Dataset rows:
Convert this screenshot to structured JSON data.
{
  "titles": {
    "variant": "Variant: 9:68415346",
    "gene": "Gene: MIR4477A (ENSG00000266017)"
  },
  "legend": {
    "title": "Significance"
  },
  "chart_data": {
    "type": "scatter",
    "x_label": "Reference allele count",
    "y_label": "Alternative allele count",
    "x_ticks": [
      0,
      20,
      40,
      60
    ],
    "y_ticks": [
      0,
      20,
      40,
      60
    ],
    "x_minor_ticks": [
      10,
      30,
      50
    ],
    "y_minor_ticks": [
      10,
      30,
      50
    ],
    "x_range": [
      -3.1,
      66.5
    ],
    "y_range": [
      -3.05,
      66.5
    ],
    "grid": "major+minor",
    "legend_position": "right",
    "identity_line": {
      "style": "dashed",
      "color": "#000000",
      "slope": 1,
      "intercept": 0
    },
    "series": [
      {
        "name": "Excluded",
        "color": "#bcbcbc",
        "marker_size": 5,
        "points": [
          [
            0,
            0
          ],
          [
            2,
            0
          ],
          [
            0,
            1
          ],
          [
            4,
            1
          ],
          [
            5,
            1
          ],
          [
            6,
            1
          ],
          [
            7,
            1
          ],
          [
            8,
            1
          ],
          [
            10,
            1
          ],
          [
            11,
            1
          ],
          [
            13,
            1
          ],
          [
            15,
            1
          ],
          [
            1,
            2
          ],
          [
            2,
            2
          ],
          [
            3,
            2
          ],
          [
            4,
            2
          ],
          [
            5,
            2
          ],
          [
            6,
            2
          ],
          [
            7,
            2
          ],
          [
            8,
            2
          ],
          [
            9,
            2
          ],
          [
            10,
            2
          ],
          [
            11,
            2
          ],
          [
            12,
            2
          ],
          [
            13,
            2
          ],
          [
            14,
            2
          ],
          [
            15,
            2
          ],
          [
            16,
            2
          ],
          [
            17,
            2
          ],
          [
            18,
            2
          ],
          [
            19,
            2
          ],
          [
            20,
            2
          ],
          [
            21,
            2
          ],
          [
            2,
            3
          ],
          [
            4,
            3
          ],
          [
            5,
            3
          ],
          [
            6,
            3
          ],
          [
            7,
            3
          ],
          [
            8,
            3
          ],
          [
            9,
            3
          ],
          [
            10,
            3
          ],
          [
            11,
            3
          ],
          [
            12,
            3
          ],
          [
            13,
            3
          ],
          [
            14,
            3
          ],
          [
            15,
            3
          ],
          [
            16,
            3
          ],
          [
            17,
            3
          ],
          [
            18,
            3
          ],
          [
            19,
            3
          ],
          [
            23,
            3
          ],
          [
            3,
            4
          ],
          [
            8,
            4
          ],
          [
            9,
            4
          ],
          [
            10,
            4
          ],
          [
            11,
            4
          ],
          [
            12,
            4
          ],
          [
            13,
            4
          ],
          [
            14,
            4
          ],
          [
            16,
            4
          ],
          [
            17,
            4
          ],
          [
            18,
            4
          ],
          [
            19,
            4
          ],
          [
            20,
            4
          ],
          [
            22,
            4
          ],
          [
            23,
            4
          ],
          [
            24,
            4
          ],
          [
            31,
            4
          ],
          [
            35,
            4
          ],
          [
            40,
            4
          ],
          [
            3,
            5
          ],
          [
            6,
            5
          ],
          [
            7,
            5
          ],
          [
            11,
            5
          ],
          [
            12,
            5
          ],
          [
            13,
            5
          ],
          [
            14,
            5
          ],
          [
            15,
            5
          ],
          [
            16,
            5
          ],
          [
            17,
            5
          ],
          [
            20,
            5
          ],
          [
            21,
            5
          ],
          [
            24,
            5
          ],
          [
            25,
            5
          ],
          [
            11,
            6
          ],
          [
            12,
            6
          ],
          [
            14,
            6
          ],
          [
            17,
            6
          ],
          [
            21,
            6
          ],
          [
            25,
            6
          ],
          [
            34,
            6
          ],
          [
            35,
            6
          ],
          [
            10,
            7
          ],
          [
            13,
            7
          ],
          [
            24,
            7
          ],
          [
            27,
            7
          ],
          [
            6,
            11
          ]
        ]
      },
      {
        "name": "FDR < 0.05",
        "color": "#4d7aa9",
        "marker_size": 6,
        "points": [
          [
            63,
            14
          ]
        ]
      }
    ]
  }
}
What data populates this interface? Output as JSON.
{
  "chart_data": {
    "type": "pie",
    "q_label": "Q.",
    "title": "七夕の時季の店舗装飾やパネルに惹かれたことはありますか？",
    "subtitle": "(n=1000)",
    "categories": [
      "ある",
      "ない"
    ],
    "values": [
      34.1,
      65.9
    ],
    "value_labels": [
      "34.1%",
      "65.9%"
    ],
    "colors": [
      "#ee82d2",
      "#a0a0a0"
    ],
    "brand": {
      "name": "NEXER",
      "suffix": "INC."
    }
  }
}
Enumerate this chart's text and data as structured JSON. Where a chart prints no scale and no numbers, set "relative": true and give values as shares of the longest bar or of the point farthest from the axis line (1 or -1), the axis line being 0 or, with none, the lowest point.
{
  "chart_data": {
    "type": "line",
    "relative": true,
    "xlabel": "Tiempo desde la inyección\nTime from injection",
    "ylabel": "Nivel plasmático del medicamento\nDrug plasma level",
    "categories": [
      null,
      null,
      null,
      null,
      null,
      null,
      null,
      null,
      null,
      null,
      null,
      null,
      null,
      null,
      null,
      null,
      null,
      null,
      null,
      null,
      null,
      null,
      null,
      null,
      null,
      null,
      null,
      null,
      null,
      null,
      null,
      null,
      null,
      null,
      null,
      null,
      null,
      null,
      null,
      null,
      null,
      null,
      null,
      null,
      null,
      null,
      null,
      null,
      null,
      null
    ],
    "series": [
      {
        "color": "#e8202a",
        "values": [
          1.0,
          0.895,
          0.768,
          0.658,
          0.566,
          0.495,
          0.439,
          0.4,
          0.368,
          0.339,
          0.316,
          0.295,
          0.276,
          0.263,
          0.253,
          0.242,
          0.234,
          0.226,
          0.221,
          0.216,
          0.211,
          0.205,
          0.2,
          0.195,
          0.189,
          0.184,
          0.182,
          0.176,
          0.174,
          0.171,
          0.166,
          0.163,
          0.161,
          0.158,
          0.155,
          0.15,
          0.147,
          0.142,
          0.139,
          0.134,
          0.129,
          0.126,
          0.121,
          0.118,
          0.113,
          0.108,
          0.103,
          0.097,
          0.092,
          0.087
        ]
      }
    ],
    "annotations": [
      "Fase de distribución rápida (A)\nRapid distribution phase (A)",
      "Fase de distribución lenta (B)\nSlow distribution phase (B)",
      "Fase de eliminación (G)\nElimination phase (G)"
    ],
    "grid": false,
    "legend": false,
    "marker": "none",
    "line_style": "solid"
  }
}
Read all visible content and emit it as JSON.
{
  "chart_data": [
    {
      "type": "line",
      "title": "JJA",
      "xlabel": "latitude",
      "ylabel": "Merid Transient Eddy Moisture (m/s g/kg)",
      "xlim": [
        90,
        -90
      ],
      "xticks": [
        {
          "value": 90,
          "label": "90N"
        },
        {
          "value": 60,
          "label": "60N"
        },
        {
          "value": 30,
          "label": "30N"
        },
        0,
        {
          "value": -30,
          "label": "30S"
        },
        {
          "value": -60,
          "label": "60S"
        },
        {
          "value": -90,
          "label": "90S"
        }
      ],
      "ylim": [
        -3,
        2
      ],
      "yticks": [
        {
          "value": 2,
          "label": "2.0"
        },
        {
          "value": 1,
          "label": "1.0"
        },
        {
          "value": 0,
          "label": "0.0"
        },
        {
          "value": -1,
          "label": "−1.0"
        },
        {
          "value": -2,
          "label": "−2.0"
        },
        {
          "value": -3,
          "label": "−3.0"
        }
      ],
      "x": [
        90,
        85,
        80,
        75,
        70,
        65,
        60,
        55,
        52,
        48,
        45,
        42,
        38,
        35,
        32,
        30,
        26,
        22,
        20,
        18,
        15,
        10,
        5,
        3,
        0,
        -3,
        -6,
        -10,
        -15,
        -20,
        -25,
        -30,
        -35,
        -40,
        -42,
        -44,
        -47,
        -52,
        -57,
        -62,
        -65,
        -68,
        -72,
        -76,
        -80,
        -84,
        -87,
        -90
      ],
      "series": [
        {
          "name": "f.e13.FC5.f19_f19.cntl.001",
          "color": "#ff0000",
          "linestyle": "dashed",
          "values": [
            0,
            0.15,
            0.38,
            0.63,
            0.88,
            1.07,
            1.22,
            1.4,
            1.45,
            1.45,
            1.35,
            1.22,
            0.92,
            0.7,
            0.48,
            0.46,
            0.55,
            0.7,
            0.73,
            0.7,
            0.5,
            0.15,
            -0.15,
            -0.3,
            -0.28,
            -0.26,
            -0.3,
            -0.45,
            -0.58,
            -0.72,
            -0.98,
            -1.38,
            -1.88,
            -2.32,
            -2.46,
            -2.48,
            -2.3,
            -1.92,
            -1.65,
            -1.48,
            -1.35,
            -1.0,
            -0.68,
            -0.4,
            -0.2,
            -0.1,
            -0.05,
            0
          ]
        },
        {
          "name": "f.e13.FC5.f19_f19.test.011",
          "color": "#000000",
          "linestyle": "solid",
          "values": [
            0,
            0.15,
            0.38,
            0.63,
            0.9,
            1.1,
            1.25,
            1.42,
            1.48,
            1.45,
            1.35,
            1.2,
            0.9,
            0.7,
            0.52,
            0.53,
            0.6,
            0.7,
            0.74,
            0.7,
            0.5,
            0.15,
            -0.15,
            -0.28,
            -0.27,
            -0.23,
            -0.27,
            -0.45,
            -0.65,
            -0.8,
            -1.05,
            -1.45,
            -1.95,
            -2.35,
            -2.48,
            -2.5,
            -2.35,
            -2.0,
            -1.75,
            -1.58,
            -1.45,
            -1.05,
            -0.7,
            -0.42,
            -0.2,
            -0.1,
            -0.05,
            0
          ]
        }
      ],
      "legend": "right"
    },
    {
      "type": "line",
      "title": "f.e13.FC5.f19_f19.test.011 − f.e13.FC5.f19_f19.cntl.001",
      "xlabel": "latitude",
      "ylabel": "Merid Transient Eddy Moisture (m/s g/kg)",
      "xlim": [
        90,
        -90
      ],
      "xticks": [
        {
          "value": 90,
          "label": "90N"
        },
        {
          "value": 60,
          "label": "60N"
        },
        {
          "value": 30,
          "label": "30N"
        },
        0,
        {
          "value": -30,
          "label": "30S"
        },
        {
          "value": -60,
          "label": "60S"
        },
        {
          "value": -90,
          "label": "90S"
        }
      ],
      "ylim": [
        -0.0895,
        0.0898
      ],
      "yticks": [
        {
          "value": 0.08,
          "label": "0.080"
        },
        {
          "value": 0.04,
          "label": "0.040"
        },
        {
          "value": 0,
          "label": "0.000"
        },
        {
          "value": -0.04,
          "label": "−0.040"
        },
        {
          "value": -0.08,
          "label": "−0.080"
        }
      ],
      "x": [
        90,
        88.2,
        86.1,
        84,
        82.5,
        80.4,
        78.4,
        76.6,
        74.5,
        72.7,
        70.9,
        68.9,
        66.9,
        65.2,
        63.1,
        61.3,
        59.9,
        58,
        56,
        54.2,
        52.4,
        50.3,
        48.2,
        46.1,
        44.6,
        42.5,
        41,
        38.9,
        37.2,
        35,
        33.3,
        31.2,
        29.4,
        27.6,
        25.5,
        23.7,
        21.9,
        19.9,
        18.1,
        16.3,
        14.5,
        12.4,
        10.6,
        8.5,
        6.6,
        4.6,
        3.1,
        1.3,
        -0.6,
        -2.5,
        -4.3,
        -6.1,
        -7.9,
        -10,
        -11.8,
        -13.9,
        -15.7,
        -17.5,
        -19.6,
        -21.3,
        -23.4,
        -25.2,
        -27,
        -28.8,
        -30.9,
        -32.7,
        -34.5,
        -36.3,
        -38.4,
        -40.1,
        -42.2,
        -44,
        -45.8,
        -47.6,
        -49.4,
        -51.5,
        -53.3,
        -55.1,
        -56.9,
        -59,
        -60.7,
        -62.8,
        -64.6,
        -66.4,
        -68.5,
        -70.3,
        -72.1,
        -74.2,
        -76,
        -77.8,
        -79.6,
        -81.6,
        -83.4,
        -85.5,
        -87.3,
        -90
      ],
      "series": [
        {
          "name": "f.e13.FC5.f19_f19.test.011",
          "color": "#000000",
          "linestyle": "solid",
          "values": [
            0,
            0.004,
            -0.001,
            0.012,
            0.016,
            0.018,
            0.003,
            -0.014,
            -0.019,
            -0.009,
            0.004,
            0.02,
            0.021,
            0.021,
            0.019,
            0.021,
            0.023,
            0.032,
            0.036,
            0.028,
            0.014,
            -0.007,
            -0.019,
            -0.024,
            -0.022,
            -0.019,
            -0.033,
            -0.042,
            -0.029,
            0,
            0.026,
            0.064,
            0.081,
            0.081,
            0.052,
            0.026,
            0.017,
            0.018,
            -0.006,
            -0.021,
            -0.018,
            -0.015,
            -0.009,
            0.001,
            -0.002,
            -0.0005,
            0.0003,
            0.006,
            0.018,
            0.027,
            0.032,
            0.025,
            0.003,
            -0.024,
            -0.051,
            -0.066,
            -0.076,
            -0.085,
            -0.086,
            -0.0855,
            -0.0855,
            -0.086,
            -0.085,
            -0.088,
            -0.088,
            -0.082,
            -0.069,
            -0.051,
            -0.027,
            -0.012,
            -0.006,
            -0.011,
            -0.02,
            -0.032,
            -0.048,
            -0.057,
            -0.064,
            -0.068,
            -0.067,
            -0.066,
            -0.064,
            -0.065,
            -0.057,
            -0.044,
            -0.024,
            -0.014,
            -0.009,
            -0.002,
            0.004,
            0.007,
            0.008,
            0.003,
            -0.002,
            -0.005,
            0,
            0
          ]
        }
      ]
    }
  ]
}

**Short task:**
Check all the records above and select each line where the string "type" is found.

**Output:**
    "type": "scatter",
    "type": "pie",
    "type": "line",
      "type": "line",
      "type": "line",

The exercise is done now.